REQUEST. Extract the whole listing as it stands. Do not include the pictures.

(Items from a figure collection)
┄┄┄┄┄┄┄┄┄┄
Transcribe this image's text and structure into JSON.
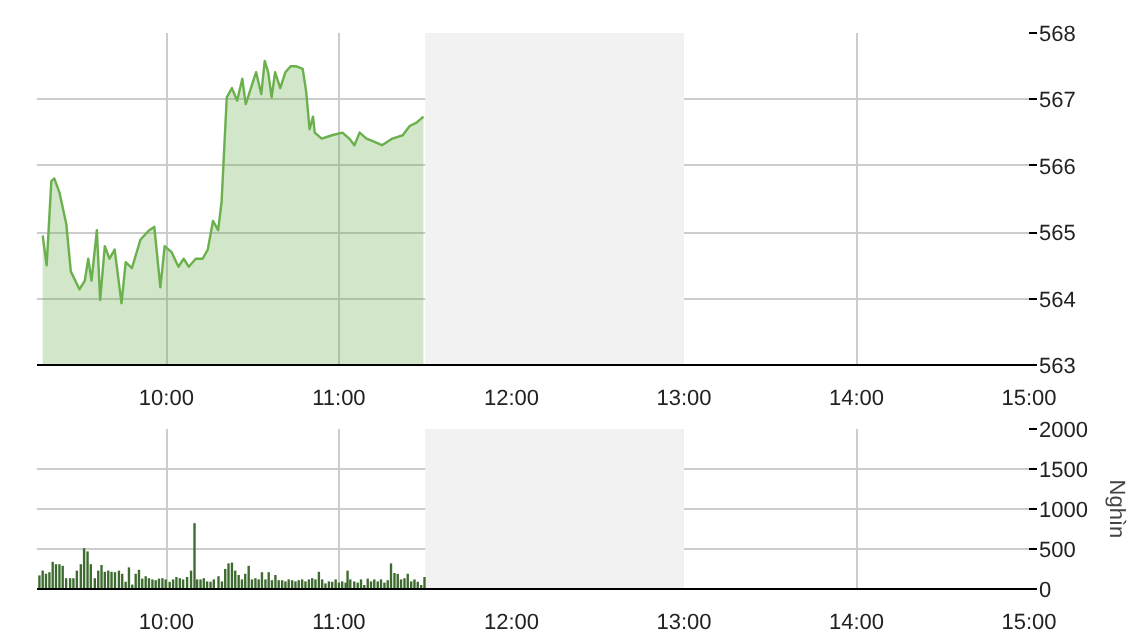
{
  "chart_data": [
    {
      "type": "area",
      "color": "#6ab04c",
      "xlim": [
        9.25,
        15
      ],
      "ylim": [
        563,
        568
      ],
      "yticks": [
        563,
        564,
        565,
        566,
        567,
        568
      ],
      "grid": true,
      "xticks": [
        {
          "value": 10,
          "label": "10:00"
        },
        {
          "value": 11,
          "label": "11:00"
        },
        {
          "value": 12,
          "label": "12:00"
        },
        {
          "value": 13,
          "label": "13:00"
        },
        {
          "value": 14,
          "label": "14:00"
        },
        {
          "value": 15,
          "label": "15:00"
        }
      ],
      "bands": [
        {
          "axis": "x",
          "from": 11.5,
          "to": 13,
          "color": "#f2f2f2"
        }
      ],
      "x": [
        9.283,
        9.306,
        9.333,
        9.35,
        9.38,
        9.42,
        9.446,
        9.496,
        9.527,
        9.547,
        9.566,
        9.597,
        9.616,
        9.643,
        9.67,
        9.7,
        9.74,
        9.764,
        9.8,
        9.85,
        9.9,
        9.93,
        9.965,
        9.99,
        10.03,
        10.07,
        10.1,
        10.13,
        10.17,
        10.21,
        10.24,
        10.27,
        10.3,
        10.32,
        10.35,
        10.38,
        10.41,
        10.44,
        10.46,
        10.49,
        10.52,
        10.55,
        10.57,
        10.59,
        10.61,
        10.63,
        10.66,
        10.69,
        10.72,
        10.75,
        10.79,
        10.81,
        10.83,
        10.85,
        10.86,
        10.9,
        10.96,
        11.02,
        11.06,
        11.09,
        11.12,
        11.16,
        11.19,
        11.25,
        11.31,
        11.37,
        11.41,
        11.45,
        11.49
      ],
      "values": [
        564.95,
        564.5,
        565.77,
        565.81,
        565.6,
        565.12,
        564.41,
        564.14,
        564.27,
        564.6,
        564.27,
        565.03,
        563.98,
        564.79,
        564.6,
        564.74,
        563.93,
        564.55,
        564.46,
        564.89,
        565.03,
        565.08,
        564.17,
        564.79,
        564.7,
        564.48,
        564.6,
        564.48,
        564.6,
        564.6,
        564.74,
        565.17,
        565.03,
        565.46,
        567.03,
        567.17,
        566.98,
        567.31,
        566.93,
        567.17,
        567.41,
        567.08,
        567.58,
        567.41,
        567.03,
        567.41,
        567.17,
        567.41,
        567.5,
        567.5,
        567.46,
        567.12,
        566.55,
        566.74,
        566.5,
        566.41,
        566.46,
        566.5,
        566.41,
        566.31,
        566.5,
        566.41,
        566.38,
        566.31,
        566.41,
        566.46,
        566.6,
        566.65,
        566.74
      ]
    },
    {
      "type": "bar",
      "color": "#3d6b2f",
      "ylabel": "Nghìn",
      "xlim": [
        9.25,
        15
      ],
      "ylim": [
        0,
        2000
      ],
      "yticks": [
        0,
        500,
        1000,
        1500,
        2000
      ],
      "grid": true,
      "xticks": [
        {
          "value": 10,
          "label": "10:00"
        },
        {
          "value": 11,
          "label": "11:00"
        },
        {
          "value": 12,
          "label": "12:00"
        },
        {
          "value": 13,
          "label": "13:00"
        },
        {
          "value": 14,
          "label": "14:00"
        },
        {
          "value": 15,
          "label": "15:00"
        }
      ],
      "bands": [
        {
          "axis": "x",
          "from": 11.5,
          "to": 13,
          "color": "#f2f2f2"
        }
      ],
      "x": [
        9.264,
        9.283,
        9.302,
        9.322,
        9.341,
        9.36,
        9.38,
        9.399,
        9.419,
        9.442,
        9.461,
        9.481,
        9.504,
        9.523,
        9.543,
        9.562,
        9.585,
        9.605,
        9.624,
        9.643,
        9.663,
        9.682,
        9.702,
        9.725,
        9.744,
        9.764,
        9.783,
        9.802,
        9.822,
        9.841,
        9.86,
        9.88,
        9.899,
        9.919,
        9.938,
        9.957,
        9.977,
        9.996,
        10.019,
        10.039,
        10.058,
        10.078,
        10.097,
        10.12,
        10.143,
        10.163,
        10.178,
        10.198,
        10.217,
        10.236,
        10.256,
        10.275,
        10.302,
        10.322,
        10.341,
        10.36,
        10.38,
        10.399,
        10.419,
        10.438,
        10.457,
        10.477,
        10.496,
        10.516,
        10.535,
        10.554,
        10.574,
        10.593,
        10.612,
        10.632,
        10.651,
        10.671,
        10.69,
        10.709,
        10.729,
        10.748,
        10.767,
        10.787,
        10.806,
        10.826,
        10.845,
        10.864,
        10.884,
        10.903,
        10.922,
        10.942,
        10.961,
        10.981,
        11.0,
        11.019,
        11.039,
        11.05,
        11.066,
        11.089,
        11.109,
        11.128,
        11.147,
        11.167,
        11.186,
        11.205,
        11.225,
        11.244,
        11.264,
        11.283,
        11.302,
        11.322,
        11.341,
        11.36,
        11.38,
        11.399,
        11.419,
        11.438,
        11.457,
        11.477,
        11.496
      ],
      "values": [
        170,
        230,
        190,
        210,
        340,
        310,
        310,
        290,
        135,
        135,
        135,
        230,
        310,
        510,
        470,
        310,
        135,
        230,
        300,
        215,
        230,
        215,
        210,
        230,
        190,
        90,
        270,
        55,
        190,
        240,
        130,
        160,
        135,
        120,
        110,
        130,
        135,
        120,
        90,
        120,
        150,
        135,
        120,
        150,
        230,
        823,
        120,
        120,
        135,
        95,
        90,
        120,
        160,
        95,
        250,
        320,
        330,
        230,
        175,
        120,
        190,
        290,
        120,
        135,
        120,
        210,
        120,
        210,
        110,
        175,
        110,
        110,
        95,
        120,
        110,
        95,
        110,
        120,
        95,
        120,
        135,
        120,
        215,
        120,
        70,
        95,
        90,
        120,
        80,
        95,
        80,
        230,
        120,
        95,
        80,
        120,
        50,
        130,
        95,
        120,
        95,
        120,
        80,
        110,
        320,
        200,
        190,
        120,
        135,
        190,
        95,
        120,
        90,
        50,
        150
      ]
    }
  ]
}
┄┄┄┄┄┄┄┄┄┄
SOLUTION.
Transcribe this image's text and structure into JSON.
{
  "chart_data": [
    {
      "type": "area",
      "color": "#6ab04c",
      "xlim": [
        9.25,
        15
      ],
      "ylim": [
        563,
        568
      ],
      "yticks": [
        563,
        564,
        565,
        566,
        567,
        568
      ],
      "grid": true,
      "xticks": [
        {
          "value": 10,
          "label": "10:00"
        },
        {
          "value": 11,
          "label": "11:00"
        },
        {
          "value": 12,
          "label": "12:00"
        },
        {
          "value": 13,
          "label": "13:00"
        },
        {
          "value": 14,
          "label": "14:00"
        },
        {
          "value": 15,
          "label": "15:00"
        }
      ],
      "bands": [
        {
          "axis": "x",
          "from": 11.5,
          "to": 13,
          "color": "#f2f2f2"
        }
      ],
      "x": [
        9.283,
        9.306,
        9.333,
        9.35,
        9.38,
        9.42,
        9.446,
        9.496,
        9.527,
        9.547,
        9.566,
        9.597,
        9.616,
        9.643,
        9.67,
        9.7,
        9.74,
        9.764,
        9.8,
        9.85,
        9.9,
        9.93,
        9.965,
        9.99,
        10.03,
        10.07,
        10.1,
        10.13,
        10.17,
        10.21,
        10.24,
        10.27,
        10.3,
        10.32,
        10.35,
        10.38,
        10.41,
        10.44,
        10.46,
        10.49,
        10.52,
        10.55,
        10.57,
        10.59,
        10.61,
        10.63,
        10.66,
        10.69,
        10.72,
        10.75,
        10.79,
        10.81,
        10.83,
        10.85,
        10.86,
        10.9,
        10.96,
        11.02,
        11.06,
        11.09,
        11.12,
        11.16,
        11.19,
        11.25,
        11.31,
        11.37,
        11.41,
        11.45,
        11.49
      ],
      "values": [
        564.95,
        564.5,
        565.77,
        565.81,
        565.6,
        565.12,
        564.41,
        564.14,
        564.27,
        564.6,
        564.27,
        565.03,
        563.98,
        564.79,
        564.6,
        564.74,
        563.93,
        564.55,
        564.46,
        564.89,
        565.03,
        565.08,
        564.17,
        564.79,
        564.7,
        564.48,
        564.6,
        564.48,
        564.6,
        564.6,
        564.74,
        565.17,
        565.03,
        565.46,
        567.03,
        567.17,
        566.98,
        567.31,
        566.93,
        567.17,
        567.41,
        567.08,
        567.58,
        567.41,
        567.03,
        567.41,
        567.17,
        567.41,
        567.5,
        567.5,
        567.46,
        567.12,
        566.55,
        566.74,
        566.5,
        566.41,
        566.46,
        566.5,
        566.41,
        566.31,
        566.5,
        566.41,
        566.38,
        566.31,
        566.41,
        566.46,
        566.6,
        566.65,
        566.74
      ]
    },
    {
      "type": "bar",
      "color": "#3d6b2f",
      "ylabel": "Nghìn",
      "xlim": [
        9.25,
        15
      ],
      "ylim": [
        0,
        2000
      ],
      "yticks": [
        0,
        500,
        1000,
        1500,
        2000
      ],
      "grid": true,
      "xticks": [
        {
          "value": 10,
          "label": "10:00"
        },
        {
          "value": 11,
          "label": "11:00"
        },
        {
          "value": 12,
          "label": "12:00"
        },
        {
          "value": 13,
          "label": "13:00"
        },
        {
          "value": 14,
          "label": "14:00"
        },
        {
          "value": 15,
          "label": "15:00"
        }
      ],
      "bands": [
        {
          "axis": "x",
          "from": 11.5,
          "to": 13,
          "color": "#f2f2f2"
        }
      ],
      "x": [
        9.264,
        9.283,
        9.302,
        9.322,
        9.341,
        9.36,
        9.38,
        9.399,
        9.419,
        9.442,
        9.461,
        9.481,
        9.504,
        9.523,
        9.543,
        9.562,
        9.585,
        9.605,
        9.624,
        9.643,
        9.663,
        9.682,
        9.702,
        9.725,
        9.744,
        9.764,
        9.783,
        9.802,
        9.822,
        9.841,
        9.86,
        9.88,
        9.899,
        9.919,
        9.938,
        9.957,
        9.977,
        9.996,
        10.019,
        10.039,
        10.058,
        10.078,
        10.097,
        10.12,
        10.143,
        10.163,
        10.178,
        10.198,
        10.217,
        10.236,
        10.256,
        10.275,
        10.302,
        10.322,
        10.341,
        10.36,
        10.38,
        10.399,
        10.419,
        10.438,
        10.457,
        10.477,
        10.496,
        10.516,
        10.535,
        10.554,
        10.574,
        10.593,
        10.612,
        10.632,
        10.651,
        10.671,
        10.69,
        10.709,
        10.729,
        10.748,
        10.767,
        10.787,
        10.806,
        10.826,
        10.845,
        10.864,
        10.884,
        10.903,
        10.922,
        10.942,
        10.961,
        10.981,
        11.0,
        11.019,
        11.039,
        11.05,
        11.066,
        11.089,
        11.109,
        11.128,
        11.147,
        11.167,
        11.186,
        11.205,
        11.225,
        11.244,
        11.264,
        11.283,
        11.302,
        11.322,
        11.341,
        11.36,
        11.38,
        11.399,
        11.419,
        11.438,
        11.457,
        11.477,
        11.496
      ],
      "values": [
        170,
        230,
        190,
        210,
        340,
        310,
        310,
        290,
        135,
        135,
        135,
        230,
        310,
        510,
        470,
        310,
        135,
        230,
        300,
        215,
        230,
        215,
        210,
        230,
        190,
        90,
        270,
        55,
        190,
        240,
        130,
        160,
        135,
        120,
        110,
        130,
        135,
        120,
        90,
        120,
        150,
        135,
        120,
        150,
        230,
        823,
        120,
        120,
        135,
        95,
        90,
        120,
        160,
        95,
        250,
        320,
        330,
        230,
        175,
        120,
        190,
        290,
        120,
        135,
        120,
        210,
        120,
        210,
        110,
        175,
        110,
        110,
        95,
        120,
        110,
        95,
        110,
        120,
        95,
        120,
        135,
        120,
        215,
        120,
        70,
        95,
        90,
        120,
        80,
        95,
        80,
        230,
        120,
        95,
        80,
        120,
        50,
        130,
        95,
        120,
        95,
        120,
        80,
        110,
        320,
        200,
        190,
        120,
        135,
        190,
        95,
        120,
        90,
        50,
        150
      ]
    }
  ]
}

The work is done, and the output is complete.